(What you should do):
Copy out each line of the material in which the word "industry" appears.

Items from a dataset
-------
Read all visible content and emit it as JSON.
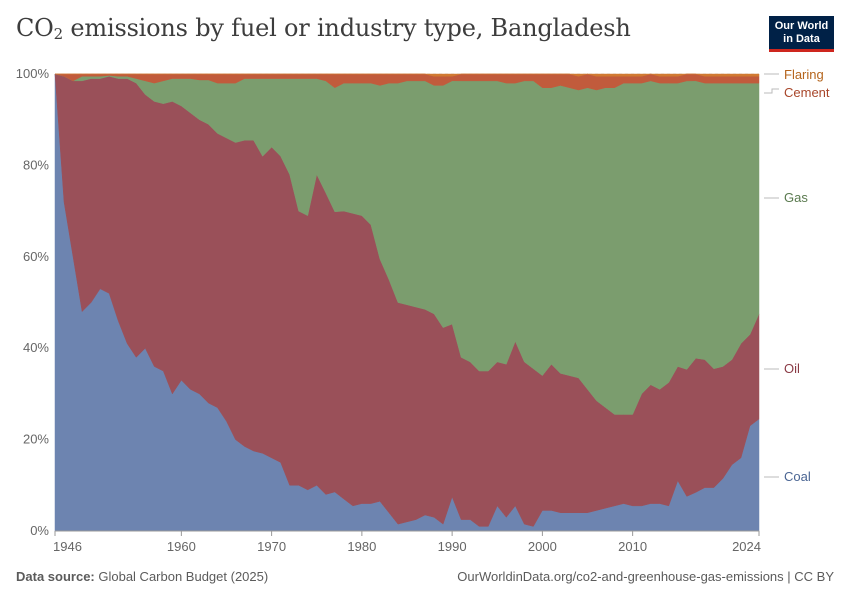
{
  "header": {
    "title_main": "CO",
    "title_sub": "2",
    "title_rest": " emissions by fuel or industry type, Bangladesh",
    "logo_line1": "Our World",
    "logo_line2": "in Data"
  },
  "footer": {
    "source_label": "Data source:",
    "source_text": " Global Carbon Budget (2025)",
    "url": "OurWorldinData.org/co2-and-greenhouse-gas-emissions | CC BY"
  },
  "chart_data": {
    "type": "area",
    "stacked": true,
    "normalized": true,
    "title": "CO2 emissions by fuel or industry type, Bangladesh",
    "xlabel": "",
    "ylabel": "",
    "xlim": [
      1946,
      2024
    ],
    "ylim": [
      0,
      100
    ],
    "x_ticks": [
      1946,
      1960,
      1970,
      1980,
      1990,
      2000,
      2010,
      2024
    ],
    "y_ticks": [
      "0%",
      "20%",
      "40%",
      "60%",
      "80%",
      "100%"
    ],
    "x": [
      1946,
      1947,
      1948,
      1949,
      1950,
      1951,
      1952,
      1953,
      1954,
      1955,
      1956,
      1957,
      1958,
      1959,
      1960,
      1961,
      1962,
      1963,
      1964,
      1965,
      1966,
      1967,
      1968,
      1969,
      1970,
      1971,
      1972,
      1973,
      1974,
      1975,
      1976,
      1977,
      1978,
      1979,
      1980,
      1981,
      1982,
      1983,
      1984,
      1985,
      1986,
      1987,
      1988,
      1989,
      1990,
      1991,
      1992,
      1993,
      1994,
      1995,
      1996,
      1997,
      1998,
      1999,
      2000,
      2001,
      2002,
      2003,
      2004,
      2005,
      2006,
      2007,
      2008,
      2009,
      2010,
      2011,
      2012,
      2013,
      2014,
      2015,
      2016,
      2017,
      2018,
      2019,
      2020,
      2021,
      2022,
      2023,
      2024
    ],
    "series": [
      {
        "name": "Coal",
        "color": "#6d84b0",
        "values": [
          100,
          72,
          60,
          48,
          50,
          53,
          52,
          46,
          41,
          38,
          40,
          36,
          35,
          30,
          33,
          31,
          30,
          28,
          27,
          24,
          20,
          18.5,
          17.5,
          17,
          16,
          15,
          10,
          10,
          9,
          10,
          8,
          8.5,
          7,
          5.5,
          6,
          6,
          6.5,
          4,
          1.5,
          2,
          2.5,
          3.5,
          3,
          1.5,
          7.5,
          2.5,
          2.5,
          1,
          1,
          5.5,
          3,
          5.5,
          1.5,
          1,
          4.5,
          4.5,
          4,
          4,
          4,
          4,
          4.5,
          5,
          5.5,
          6,
          5.5,
          5.5,
          6,
          6,
          5.5,
          11,
          7.5,
          8.5,
          9.5,
          9.5,
          11.5,
          14.5,
          16,
          23,
          24.5
        ]
      },
      {
        "name": "Oil",
        "color": "#9a5059",
        "values": [
          0,
          27.5,
          38.5,
          50.5,
          49,
          46,
          47.5,
          53,
          58,
          60,
          55.5,
          58,
          58.5,
          64,
          60,
          60.5,
          60,
          61,
          60,
          62,
          65,
          67,
          68,
          65,
          68,
          67,
          68,
          60,
          60,
          68,
          66,
          61,
          63,
          64,
          63,
          61,
          53,
          51,
          48.5,
          47.5,
          46.5,
          45,
          44.5,
          43,
          38,
          35.5,
          34.5,
          34,
          34,
          31.5,
          33.5,
          36,
          35.5,
          34.5,
          29.5,
          32,
          30.5,
          30,
          29.5,
          27,
          24,
          22,
          20,
          19.5,
          20,
          24.5,
          26,
          25,
          27,
          25,
          27.5,
          29.5,
          28,
          26,
          24.5,
          23,
          25,
          20,
          23
        ]
      },
      {
        "name": "Gas",
        "color": "#7b9d6e",
        "values": [
          0,
          0,
          0,
          1,
          0.5,
          0.5,
          0.2,
          0.5,
          0.5,
          1,
          3,
          4,
          5,
          5,
          6,
          7.5,
          8.7,
          9.7,
          11,
          12,
          13,
          13.5,
          13.5,
          17,
          15,
          17,
          21,
          29,
          30,
          21,
          24.5,
          27,
          28,
          28.5,
          29,
          31,
          38,
          43,
          48,
          49,
          49.5,
          50,
          50,
          53,
          53.5,
          60.5,
          61.5,
          63.5,
          63.5,
          61.5,
          61.5,
          56.5,
          61.5,
          63,
          63,
          60.5,
          63,
          63,
          63,
          66,
          68,
          70,
          71.5,
          72.5,
          72.5,
          68,
          66.5,
          67,
          65.5,
          62,
          62.5,
          61,
          60.5,
          62.5,
          62,
          60.5,
          57,
          55,
          50.5
        ]
      },
      {
        "name": "Cement",
        "color": "#c15b3c",
        "values": [
          0,
          0.5,
          1.5,
          0.5,
          0.5,
          0.5,
          0.3,
          0.5,
          0.5,
          1,
          1.5,
          2,
          1.5,
          1,
          1,
          1,
          1.3,
          1.3,
          2,
          2,
          2,
          1,
          1,
          1,
          1,
          1,
          1,
          1,
          1,
          1,
          1.5,
          3,
          2,
          2,
          2,
          2,
          2.5,
          2,
          2,
          1.5,
          1.5,
          1.5,
          2,
          2,
          1,
          1.5,
          1.5,
          1.5,
          1.5,
          1.5,
          2,
          2,
          1.5,
          1.5,
          3,
          3,
          2.5,
          3,
          3,
          3,
          3,
          2.5,
          2.5,
          1.5,
          1.5,
          1.5,
          1.5,
          1.5,
          1.5,
          1.5,
          1.5,
          1.5,
          1.5,
          1.5,
          1.5,
          1.5,
          1.5,
          1.5,
          1.5
        ]
      },
      {
        "name": "Flaring",
        "color": "#d17a32",
        "values": [
          0,
          0,
          0,
          0,
          0,
          0,
          0,
          0,
          0,
          0,
          0,
          0,
          0,
          0,
          0,
          0,
          0,
          0,
          0,
          0,
          0,
          0,
          0,
          0,
          0,
          0,
          0,
          0,
          0,
          0,
          0,
          0,
          0,
          0,
          0,
          0,
          0,
          0,
          0,
          0,
          0,
          0,
          0.5,
          0.5,
          0.5,
          0,
          0,
          0,
          0,
          0,
          0,
          0,
          0,
          0,
          0,
          0,
          0,
          0,
          0.5,
          0,
          0.5,
          0.5,
          0.5,
          0.5,
          0.5,
          0.5,
          0,
          0.5,
          0.5,
          0.5,
          0,
          0,
          0.5,
          0.5,
          0.5,
          0.5,
          0.5,
          0.5,
          0.5
        ]
      }
    ],
    "legend": [
      "Flaring",
      "Cement",
      "Gas",
      "Oil",
      "Coal"
    ],
    "legend_position": "right"
  }
}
-------
(Exercise output):
    "title_rest": " emissions by fuel or industry type, Bangladesh",
    "title": "CO2 emissions by fuel or industry type, Bangladesh",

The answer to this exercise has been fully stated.